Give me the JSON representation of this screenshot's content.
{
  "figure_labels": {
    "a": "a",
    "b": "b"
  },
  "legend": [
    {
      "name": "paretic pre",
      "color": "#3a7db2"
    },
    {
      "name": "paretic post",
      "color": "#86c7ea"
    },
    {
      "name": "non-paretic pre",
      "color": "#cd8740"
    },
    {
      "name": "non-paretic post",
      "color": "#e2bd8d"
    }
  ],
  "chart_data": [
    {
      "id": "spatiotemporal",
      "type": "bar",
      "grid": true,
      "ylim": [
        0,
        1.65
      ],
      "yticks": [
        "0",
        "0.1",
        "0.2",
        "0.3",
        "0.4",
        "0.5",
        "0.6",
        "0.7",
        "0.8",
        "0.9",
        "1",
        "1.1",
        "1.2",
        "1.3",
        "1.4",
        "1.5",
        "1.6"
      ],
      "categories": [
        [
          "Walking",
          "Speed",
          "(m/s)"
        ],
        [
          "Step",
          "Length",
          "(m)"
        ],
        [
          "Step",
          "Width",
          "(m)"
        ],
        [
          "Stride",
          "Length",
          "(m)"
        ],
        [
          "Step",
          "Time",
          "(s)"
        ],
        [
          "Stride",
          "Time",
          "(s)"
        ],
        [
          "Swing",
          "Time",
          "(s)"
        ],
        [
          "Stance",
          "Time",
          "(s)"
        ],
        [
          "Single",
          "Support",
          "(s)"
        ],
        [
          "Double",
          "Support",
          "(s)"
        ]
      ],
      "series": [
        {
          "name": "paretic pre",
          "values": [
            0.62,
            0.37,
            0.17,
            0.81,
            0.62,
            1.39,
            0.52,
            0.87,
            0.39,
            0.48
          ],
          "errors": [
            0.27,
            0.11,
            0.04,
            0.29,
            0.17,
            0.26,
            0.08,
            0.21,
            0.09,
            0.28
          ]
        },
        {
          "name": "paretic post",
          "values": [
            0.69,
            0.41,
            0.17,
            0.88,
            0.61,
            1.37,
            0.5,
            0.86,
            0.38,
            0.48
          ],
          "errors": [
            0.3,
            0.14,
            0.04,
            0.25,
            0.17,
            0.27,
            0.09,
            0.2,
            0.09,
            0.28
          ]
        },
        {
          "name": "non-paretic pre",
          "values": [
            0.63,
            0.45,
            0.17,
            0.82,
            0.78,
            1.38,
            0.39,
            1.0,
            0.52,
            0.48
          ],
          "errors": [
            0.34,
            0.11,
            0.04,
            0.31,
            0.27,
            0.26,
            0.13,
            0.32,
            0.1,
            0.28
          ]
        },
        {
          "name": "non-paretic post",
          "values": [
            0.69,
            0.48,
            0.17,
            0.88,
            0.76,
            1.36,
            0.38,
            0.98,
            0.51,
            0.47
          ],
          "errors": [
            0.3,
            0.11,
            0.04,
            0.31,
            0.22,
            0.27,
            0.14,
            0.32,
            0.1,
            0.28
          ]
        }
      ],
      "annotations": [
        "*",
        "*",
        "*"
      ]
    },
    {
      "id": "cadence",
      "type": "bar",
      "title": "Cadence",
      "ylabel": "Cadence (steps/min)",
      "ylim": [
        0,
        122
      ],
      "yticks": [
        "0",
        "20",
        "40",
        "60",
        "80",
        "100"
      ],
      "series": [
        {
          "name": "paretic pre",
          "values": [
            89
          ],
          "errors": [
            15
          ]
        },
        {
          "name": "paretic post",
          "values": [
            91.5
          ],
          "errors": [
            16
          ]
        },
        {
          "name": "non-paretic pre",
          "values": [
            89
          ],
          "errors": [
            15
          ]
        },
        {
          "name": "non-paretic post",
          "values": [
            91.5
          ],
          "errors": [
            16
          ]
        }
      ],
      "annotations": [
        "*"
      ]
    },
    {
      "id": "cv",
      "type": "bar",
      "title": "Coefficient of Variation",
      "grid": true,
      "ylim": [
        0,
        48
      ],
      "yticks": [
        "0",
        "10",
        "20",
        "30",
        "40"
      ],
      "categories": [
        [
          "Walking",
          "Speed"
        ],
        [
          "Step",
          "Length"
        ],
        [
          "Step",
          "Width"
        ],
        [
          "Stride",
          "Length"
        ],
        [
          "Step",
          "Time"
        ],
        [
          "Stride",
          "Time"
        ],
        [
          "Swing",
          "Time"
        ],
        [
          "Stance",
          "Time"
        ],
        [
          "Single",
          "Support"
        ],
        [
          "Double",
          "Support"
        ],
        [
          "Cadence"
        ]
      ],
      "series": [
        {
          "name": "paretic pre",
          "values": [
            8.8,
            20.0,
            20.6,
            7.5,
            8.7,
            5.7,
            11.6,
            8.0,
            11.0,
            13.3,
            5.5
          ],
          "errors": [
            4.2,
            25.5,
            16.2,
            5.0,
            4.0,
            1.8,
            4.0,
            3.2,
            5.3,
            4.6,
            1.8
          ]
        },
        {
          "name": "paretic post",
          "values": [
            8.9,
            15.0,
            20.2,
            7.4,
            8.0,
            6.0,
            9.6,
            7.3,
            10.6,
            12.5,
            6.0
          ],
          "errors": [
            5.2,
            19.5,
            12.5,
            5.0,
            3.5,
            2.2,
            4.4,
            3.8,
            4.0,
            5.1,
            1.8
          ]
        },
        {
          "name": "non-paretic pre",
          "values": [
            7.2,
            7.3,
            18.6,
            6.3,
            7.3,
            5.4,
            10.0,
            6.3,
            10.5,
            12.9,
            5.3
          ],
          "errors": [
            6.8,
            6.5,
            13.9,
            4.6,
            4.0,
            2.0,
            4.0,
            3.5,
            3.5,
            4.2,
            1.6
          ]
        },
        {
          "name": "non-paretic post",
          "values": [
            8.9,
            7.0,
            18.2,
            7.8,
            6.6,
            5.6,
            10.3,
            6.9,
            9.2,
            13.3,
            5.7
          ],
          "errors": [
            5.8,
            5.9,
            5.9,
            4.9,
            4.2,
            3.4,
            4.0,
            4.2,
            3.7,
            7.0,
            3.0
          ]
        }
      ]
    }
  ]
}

········

STATED EXERCISE >> Exactly as written above, please repeat the entries.

REPLY TO THE TASK >>
Give me the JSON representation of this screenshot's content.
{
  "figure_labels": {
    "a": "a",
    "b": "b"
  },
  "legend": [
    {
      "name": "paretic pre",
      "color": "#3a7db2"
    },
    {
      "name": "paretic post",
      "color": "#86c7ea"
    },
    {
      "name": "non-paretic pre",
      "color": "#cd8740"
    },
    {
      "name": "non-paretic post",
      "color": "#e2bd8d"
    }
  ],
  "chart_data": [
    {
      "id": "spatiotemporal",
      "type": "bar",
      "grid": true,
      "ylim": [
        0,
        1.65
      ],
      "yticks": [
        "0",
        "0.1",
        "0.2",
        "0.3",
        "0.4",
        "0.5",
        "0.6",
        "0.7",
        "0.8",
        "0.9",
        "1",
        "1.1",
        "1.2",
        "1.3",
        "1.4",
        "1.5",
        "1.6"
      ],
      "categories": [
        [
          "Walking",
          "Speed",
          "(m/s)"
        ],
        [
          "Step",
          "Length",
          "(m)"
        ],
        [
          "Step",
          "Width",
          "(m)"
        ],
        [
          "Stride",
          "Length",
          "(m)"
        ],
        [
          "Step",
          "Time",
          "(s)"
        ],
        [
          "Stride",
          "Time",
          "(s)"
        ],
        [
          "Swing",
          "Time",
          "(s)"
        ],
        [
          "Stance",
          "Time",
          "(s)"
        ],
        [
          "Single",
          "Support",
          "(s)"
        ],
        [
          "Double",
          "Support",
          "(s)"
        ]
      ],
      "series": [
        {
          "name": "paretic pre",
          "values": [
            0.62,
            0.37,
            0.17,
            0.81,
            0.62,
            1.39,
            0.52,
            0.87,
            0.39,
            0.48
          ],
          "errors": [
            0.27,
            0.11,
            0.04,
            0.29,
            0.17,
            0.26,
            0.08,
            0.21,
            0.09,
            0.28
          ]
        },
        {
          "name": "paretic post",
          "values": [
            0.69,
            0.41,
            0.17,
            0.88,
            0.61,
            1.37,
            0.5,
            0.86,
            0.38,
            0.48
          ],
          "errors": [
            0.3,
            0.14,
            0.04,
            0.25,
            0.17,
            0.27,
            0.09,
            0.2,
            0.09,
            0.28
          ]
        },
        {
          "name": "non-paretic pre",
          "values": [
            0.63,
            0.45,
            0.17,
            0.82,
            0.78,
            1.38,
            0.39,
            1.0,
            0.52,
            0.48
          ],
          "errors": [
            0.34,
            0.11,
            0.04,
            0.31,
            0.27,
            0.26,
            0.13,
            0.32,
            0.1,
            0.28
          ]
        },
        {
          "name": "non-paretic post",
          "values": [
            0.69,
            0.48,
            0.17,
            0.88,
            0.76,
            1.36,
            0.38,
            0.98,
            0.51,
            0.47
          ],
          "errors": [
            0.3,
            0.11,
            0.04,
            0.31,
            0.22,
            0.27,
            0.14,
            0.32,
            0.1,
            0.28
          ]
        }
      ],
      "annotations": [
        "*",
        "*",
        "*"
      ]
    },
    {
      "id": "cadence",
      "type": "bar",
      "title": "Cadence",
      "ylabel": "Cadence (steps/min)",
      "ylim": [
        0,
        122
      ],
      "yticks": [
        "0",
        "20",
        "40",
        "60",
        "80",
        "100"
      ],
      "series": [
        {
          "name": "paretic pre",
          "values": [
            89
          ],
          "errors": [
            15
          ]
        },
        {
          "name": "paretic post",
          "values": [
            91.5
          ],
          "errors": [
            16
          ]
        },
        {
          "name": "non-paretic pre",
          "values": [
            89
          ],
          "errors": [
            15
          ]
        },
        {
          "name": "non-paretic post",
          "values": [
            91.5
          ],
          "errors": [
            16
          ]
        }
      ],
      "annotations": [
        "*"
      ]
    },
    {
      "id": "cv",
      "type": "bar",
      "title": "Coefficient of Variation",
      "grid": true,
      "ylim": [
        0,
        48
      ],
      "yticks": [
        "0",
        "10",
        "20",
        "30",
        "40"
      ],
      "categories": [
        [
          "Walking",
          "Speed"
        ],
        [
          "Step",
          "Length"
        ],
        [
          "Step",
          "Width"
        ],
        [
          "Stride",
          "Length"
        ],
        [
          "Step",
          "Time"
        ],
        [
          "Stride",
          "Time"
        ],
        [
          "Swing",
          "Time"
        ],
        [
          "Stance",
          "Time"
        ],
        [
          "Single",
          "Support"
        ],
        [
          "Double",
          "Support"
        ],
        [
          "Cadence"
        ]
      ],
      "series": [
        {
          "name": "paretic pre",
          "values": [
            8.8,
            20.0,
            20.6,
            7.5,
            8.7,
            5.7,
            11.6,
            8.0,
            11.0,
            13.3,
            5.5
          ],
          "errors": [
            4.2,
            25.5,
            16.2,
            5.0,
            4.0,
            1.8,
            4.0,
            3.2,
            5.3,
            4.6,
            1.8
          ]
        },
        {
          "name": "paretic post",
          "values": [
            8.9,
            15.0,
            20.2,
            7.4,
            8.0,
            6.0,
            9.6,
            7.3,
            10.6,
            12.5,
            6.0
          ],
          "errors": [
            5.2,
            19.5,
            12.5,
            5.0,
            3.5,
            2.2,
            4.4,
            3.8,
            4.0,
            5.1,
            1.8
          ]
        },
        {
          "name": "non-paretic pre",
          "values": [
            7.2,
            7.3,
            18.6,
            6.3,
            7.3,
            5.4,
            10.0,
            6.3,
            10.5,
            12.9,
            5.3
          ],
          "errors": [
            6.8,
            6.5,
            13.9,
            4.6,
            4.0,
            2.0,
            4.0,
            3.5,
            3.5,
            4.2,
            1.6
          ]
        },
        {
          "name": "non-paretic post",
          "values": [
            8.9,
            7.0,
            18.2,
            7.8,
            6.6,
            5.6,
            10.3,
            6.9,
            9.2,
            13.3,
            5.7
          ],
          "errors": [
            5.8,
            5.9,
            5.9,
            4.9,
            4.2,
            3.4,
            4.0,
            4.2,
            3.7,
            7.0,
            3.0
          ]
        }
      ]
    }
  ]
}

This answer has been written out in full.